#### Materials provided
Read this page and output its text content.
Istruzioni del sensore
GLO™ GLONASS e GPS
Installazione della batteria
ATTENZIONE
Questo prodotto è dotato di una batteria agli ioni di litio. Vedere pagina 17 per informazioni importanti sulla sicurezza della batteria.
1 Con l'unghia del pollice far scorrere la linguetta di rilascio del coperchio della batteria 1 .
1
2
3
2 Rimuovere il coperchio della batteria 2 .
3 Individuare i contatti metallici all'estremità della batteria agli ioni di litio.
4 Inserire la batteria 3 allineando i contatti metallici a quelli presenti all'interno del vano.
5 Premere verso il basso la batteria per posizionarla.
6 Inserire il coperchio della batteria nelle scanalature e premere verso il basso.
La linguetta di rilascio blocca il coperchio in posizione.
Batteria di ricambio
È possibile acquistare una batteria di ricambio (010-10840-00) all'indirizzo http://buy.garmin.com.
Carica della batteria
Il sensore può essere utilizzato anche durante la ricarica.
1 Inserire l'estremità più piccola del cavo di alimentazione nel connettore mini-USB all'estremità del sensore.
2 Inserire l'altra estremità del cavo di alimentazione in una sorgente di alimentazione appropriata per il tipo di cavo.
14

#### What the task requires
Find the word "agli" in the material, then list each line that holds it.

#### Task solution
Questo prodotto è dotato di una batteria agli ioni di litio. Vedere pagina 17 per informazioni importanti sulla sicurezza della batteria.
3 Individuare i contatti metallici all'estremità della batteria agli ioni di litio.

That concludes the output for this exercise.